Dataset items
= = = =
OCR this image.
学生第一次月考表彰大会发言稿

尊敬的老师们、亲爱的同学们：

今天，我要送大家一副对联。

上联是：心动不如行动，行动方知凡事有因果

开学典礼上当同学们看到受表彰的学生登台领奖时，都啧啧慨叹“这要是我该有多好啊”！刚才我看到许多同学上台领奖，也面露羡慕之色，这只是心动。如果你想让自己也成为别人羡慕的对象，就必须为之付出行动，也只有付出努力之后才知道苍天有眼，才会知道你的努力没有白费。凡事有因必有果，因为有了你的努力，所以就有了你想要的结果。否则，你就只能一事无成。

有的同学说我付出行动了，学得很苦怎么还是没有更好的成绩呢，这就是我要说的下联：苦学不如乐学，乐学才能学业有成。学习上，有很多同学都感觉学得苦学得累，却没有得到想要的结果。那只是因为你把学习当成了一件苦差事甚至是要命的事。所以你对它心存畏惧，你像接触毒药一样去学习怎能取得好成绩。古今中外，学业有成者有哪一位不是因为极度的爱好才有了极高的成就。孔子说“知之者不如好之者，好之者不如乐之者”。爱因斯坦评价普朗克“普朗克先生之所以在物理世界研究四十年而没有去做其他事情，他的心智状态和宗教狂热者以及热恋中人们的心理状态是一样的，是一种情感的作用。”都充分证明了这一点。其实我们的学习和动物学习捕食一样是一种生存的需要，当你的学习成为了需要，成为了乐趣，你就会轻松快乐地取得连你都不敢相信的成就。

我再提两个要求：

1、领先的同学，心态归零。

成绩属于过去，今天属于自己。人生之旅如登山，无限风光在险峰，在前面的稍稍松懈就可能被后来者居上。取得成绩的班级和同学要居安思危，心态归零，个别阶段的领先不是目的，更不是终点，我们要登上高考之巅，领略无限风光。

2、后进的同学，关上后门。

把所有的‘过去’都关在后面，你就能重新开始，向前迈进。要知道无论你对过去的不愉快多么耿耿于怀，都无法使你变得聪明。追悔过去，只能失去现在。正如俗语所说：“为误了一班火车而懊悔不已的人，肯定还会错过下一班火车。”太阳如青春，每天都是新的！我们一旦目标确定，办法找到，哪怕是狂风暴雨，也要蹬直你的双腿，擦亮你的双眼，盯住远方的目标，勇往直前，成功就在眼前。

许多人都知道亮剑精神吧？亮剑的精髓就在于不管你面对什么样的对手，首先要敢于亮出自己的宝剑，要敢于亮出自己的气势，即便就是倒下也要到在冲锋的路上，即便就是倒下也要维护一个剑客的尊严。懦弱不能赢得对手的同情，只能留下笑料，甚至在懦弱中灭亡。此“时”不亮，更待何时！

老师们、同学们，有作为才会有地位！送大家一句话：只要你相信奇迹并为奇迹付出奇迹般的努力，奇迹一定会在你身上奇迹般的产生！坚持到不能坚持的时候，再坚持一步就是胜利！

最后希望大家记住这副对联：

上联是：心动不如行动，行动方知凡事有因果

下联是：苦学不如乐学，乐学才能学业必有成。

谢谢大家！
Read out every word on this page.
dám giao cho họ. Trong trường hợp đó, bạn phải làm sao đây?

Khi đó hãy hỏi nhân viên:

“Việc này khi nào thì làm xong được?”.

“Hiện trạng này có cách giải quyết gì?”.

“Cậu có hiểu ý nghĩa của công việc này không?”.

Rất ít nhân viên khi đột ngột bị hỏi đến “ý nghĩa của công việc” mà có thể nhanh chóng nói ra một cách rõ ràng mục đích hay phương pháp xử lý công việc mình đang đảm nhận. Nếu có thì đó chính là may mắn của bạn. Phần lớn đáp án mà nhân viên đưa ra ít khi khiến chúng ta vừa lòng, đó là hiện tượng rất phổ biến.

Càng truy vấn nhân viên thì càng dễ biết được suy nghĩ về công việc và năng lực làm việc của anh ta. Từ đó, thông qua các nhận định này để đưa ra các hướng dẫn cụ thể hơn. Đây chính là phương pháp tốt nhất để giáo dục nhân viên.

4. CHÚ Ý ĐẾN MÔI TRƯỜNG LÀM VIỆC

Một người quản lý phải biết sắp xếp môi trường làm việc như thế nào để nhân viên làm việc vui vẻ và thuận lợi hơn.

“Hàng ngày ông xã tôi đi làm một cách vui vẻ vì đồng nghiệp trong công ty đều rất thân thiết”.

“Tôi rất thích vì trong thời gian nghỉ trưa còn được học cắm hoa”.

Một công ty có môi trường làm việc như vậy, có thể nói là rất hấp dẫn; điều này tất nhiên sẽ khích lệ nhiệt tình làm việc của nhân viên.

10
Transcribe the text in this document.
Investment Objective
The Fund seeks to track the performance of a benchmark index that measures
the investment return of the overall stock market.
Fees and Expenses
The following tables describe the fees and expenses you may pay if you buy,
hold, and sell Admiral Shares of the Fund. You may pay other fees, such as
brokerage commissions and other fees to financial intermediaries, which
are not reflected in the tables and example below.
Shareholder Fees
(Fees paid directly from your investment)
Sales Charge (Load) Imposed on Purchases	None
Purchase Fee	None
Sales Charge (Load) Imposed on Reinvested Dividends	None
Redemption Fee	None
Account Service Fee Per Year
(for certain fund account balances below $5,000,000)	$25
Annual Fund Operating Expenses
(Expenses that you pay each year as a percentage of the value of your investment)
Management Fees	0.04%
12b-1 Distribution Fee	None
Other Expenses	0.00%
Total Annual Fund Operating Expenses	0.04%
= = = =
§ **Task directions**: Every line of the listing that holds "Annual" should be found and copied.

§ **Result for this task**:
Annual Fund Operating Expenses
Total Annual Fund Operating Expenses	0.04%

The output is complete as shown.